- **What you will do**
Retype every line of these records exactly as it appears.

Element and region listings
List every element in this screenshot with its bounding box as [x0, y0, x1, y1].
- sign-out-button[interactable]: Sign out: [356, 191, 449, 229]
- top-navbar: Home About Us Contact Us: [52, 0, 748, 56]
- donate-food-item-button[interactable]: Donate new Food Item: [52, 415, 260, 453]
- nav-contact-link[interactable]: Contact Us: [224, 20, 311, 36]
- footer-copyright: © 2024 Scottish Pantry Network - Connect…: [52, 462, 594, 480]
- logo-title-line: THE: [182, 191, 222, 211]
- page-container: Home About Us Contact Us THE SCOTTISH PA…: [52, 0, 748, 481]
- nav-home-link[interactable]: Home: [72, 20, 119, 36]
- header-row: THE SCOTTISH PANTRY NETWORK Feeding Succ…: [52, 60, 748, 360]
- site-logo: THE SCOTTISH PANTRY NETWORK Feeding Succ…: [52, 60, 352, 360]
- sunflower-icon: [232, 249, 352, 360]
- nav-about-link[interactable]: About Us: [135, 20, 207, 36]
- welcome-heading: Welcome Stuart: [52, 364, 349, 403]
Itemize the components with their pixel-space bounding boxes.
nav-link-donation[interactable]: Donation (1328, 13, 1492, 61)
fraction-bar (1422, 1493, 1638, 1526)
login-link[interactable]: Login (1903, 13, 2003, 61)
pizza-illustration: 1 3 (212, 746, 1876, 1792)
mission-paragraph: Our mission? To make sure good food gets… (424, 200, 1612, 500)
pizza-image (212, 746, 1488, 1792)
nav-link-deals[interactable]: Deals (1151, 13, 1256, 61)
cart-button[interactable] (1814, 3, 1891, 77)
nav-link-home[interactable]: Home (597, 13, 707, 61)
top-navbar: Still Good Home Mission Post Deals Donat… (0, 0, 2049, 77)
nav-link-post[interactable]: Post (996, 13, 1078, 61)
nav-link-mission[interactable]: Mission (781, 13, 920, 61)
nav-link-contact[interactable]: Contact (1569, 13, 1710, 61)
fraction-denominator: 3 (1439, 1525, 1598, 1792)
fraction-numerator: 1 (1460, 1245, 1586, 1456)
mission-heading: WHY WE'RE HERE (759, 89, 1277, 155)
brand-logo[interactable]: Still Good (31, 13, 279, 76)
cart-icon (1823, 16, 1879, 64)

- **Exercise output**
List every element in this screenshot with its bounding box as [x0, y0, x1, y1].
- sign-out-button[interactable]: Sign out: [356, 191, 449, 229]
- top-navbar: Home About Us Contact Us: [52, 0, 748, 56]
- donate-food-item-button[interactable]: Donate new Food Item: [52, 415, 260, 453]
- nav-contact-link[interactable]: Contact Us: [224, 20, 311, 36]
- footer-copyright: © 2024 Scottish Pantry Network - Connect…: [52, 462, 594, 480]
- logo-title-line: THE: [182, 191, 222, 211]
- page-container: Home About Us Contact Us THE SCOTTISH PA…: [52, 0, 748, 481]
- nav-home-link[interactable]: Home: [72, 20, 119, 36]
- header-row: THE SCOTTISH PANTRY NETWORK Feeding Succ…: [52, 60, 748, 360]
- site-logo: THE SCOTTISH PANTRY NETWORK Feeding Succ…: [52, 60, 352, 360]
- sunflower-icon: [232, 249, 352, 360]
- nav-about-link[interactable]: About Us: [135, 20, 207, 36]
- welcome-heading: Welcome Stuart: [52, 364, 349, 403]
Itemize the components with their pixel-space bounding boxes.
nav-link-donation[interactable]: Donation (1328, 13, 1492, 61)
fraction-bar (1422, 1493, 1638, 1526)
login-link[interactable]: Login (1903, 13, 2003, 61)
pizza-illustration: 1 3 (212, 746, 1876, 1792)
mission-paragraph: Our mission? To make sure good food gets… (424, 200, 1612, 500)
pizza-image (212, 746, 1488, 1792)
nav-link-deals[interactable]: Deals (1151, 13, 1256, 61)
cart-button[interactable] (1814, 3, 1891, 77)
nav-link-home[interactable]: Home (597, 13, 707, 61)
top-navbar: Still Good Home Mission Post Deals Donat… (0, 0, 2049, 77)
nav-link-post[interactable]: Post (996, 13, 1078, 61)
nav-link-mission[interactable]: Mission (781, 13, 920, 61)
nav-link-contact[interactable]: Contact (1569, 13, 1710, 61)
fraction-denominator: 3 (1439, 1525, 1598, 1792)
fraction-numerator: 1 (1460, 1245, 1586, 1456)
mission-heading: WHY WE'RE HERE (759, 89, 1277, 155)
brand-logo[interactable]: Still Good (31, 13, 279, 76)
cart-icon (1823, 16, 1879, 64)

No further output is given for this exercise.